Quoted passage -
**********

Next stop…tilted table with head up, darkness cloak, shoot-warm-air-in-to the-inner-ear-follow-the- red-dot-so that you feel nauseas and dizzy test. Then the other ear. Then the same with cold air. Then the other ear.

Then one more test in the cylinder. I’m not sure after all of this that it is reasonable for anyone to have vestibular stability.

So… it was determined that I am dizzy and nauseas and need a coke to soothe my stomach. Oh, and that all my responses are completely normal and that it is probably due to my MS. Thanks to Mom for being there to bear witness and steer me to that coke. I back to square one again?

Beep..boop…beep. “Dr Verter… can you squeeze me in tomorrow?”

Sticking to it.

My dizziness has seriously improved. Dr. Verter comes through yet again. So, I have a much better position on the earth… not completely stable…but one that is far more secure than I began 2008 with. I’m not sure how soon after I left his office that things really kicked in for me. It’s a subtle and gradual process that has left me feeling completely inexplicable ways.

So I began to reconsider my trusty stick. Do I still need it? My balance is by no means perfect, but that has always been the case. So I did some tests without it. Rode the subways…slowly walked up the stairs sans stick, and I realized what I think I already knew. The stick is an important announcement and a reminder. For the prior…the world at large is the audience and for the latter the target is me.

**********

Document layout analysis data

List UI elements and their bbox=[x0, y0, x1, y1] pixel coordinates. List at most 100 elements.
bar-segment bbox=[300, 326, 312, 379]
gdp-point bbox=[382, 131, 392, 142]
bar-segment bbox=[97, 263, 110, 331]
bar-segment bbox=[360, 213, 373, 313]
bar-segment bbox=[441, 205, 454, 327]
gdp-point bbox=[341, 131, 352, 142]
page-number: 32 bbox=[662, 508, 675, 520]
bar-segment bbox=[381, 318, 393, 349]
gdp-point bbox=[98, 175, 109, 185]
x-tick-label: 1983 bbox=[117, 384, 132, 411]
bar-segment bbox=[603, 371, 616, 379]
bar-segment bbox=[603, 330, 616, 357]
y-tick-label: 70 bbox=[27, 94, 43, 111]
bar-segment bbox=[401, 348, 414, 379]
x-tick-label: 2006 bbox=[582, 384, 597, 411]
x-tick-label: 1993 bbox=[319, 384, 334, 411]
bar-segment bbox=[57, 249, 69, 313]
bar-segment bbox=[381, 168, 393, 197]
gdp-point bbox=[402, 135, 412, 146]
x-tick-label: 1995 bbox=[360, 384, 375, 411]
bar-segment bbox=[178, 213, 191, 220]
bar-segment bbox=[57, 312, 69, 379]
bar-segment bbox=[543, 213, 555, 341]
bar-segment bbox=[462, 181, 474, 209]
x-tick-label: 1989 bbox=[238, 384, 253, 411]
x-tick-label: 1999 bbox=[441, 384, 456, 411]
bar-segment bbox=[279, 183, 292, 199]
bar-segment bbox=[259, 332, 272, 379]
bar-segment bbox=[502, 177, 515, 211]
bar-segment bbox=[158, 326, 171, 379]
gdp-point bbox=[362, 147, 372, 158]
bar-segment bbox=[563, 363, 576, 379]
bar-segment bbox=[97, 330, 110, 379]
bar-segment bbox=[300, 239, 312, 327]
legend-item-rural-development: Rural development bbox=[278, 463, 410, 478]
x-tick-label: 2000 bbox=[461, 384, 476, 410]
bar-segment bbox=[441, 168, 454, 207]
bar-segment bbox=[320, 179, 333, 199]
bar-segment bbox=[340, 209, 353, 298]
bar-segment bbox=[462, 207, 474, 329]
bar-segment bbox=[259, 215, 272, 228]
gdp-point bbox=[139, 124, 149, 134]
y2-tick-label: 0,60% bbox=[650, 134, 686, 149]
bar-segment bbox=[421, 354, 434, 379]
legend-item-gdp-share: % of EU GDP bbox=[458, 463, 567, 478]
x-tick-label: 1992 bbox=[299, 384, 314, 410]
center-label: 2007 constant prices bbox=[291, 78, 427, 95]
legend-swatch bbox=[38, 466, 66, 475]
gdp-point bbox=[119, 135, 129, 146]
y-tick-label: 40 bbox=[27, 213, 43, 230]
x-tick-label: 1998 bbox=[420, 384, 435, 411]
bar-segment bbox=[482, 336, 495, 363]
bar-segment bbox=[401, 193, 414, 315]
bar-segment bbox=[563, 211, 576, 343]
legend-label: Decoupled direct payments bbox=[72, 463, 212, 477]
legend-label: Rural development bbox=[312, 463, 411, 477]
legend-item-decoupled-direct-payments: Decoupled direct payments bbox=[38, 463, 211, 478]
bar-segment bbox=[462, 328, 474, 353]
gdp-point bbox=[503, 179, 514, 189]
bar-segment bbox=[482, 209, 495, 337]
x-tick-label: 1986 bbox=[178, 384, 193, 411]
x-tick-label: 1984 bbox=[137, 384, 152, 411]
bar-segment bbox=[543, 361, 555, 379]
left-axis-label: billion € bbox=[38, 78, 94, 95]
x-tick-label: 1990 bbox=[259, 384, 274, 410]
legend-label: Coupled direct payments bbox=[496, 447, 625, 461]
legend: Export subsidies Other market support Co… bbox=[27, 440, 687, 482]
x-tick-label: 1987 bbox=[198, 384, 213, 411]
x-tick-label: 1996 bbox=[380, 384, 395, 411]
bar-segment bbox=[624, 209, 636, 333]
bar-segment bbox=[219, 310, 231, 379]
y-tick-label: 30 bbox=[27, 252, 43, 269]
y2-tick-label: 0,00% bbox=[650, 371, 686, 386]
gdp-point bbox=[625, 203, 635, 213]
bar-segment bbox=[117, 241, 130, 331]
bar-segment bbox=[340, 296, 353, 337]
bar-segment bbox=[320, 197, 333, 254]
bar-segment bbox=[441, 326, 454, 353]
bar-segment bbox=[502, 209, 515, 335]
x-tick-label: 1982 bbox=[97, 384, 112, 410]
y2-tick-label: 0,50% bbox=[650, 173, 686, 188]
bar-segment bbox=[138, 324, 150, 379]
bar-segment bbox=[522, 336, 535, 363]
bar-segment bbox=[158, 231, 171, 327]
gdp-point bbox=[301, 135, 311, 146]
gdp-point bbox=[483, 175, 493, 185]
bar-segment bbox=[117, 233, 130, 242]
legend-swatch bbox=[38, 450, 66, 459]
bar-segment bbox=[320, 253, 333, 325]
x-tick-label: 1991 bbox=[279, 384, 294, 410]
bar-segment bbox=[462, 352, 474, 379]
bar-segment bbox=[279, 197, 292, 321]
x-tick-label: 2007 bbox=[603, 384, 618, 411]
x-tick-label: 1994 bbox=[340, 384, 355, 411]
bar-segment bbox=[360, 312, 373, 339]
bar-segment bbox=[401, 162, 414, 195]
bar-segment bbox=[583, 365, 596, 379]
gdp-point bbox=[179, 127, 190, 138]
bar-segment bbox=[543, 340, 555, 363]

**********

Brief 1 -
Quote the post about dizziness and the walking stick from "Sticking to it." up to and including "completely inexplicable ways.".
Brief 2 -
Write the next part of the post about dizziness and the walking stick, starting after its last sentence.
The entries are separate material and are not part of the post about dizziness.

Response area 1 -
Sticking to it.

My dizziness has seriously improved. Dr. Verter comes through yet again. So, I have a much better position on the earth… not completely stable…but one that is far more secure than I began 2008 with. I’m not sure how soon after I left his office that things really kicked in for me. It’s a subtle and gradual process that has left me feeling completely inexplicable ways.

Response area 2 -
It has been a significant help to make my invisible condition..disease…identity (what is the right word here?) present…apparent… evident. People rise to the occasion in ways that I didn’t expect. Be it a subway seat or holding an elevator… In many ways it let’s the societal cream rise to the proverbial top. There is a lot of good out there and if people are given the opportunity, they crack open the solitude of commuter stance to reveal the person behind the mask. I hadn’t realized how much power there is there. It makes me feel good about the people I’m sharing the planet with.

Then of course there is a certain level of empowerment in taking charge. I thought that by using this walking assistant I was admitting defeat. Not consciously of course, but on a deep emotional level. As if I was making a statement to the world that MS has me in some way. What happened was really quite the opposite. The stick has given me power. The power to bring out the best…and the confidence that I can walk farther and faster without kissing the sidewalk.

There is also the reminder I aforementioned. It reminds me that I’m not the same. That I do need to take special considerations. That I need to slow things down and be more concerted in my efforts. And although I only use the stick commuting in and out of my building at NYU it has encouraged many conversations with people about Multiple Sclerosis. People who I’ve worked with for almost 5 years that had no way of knowing.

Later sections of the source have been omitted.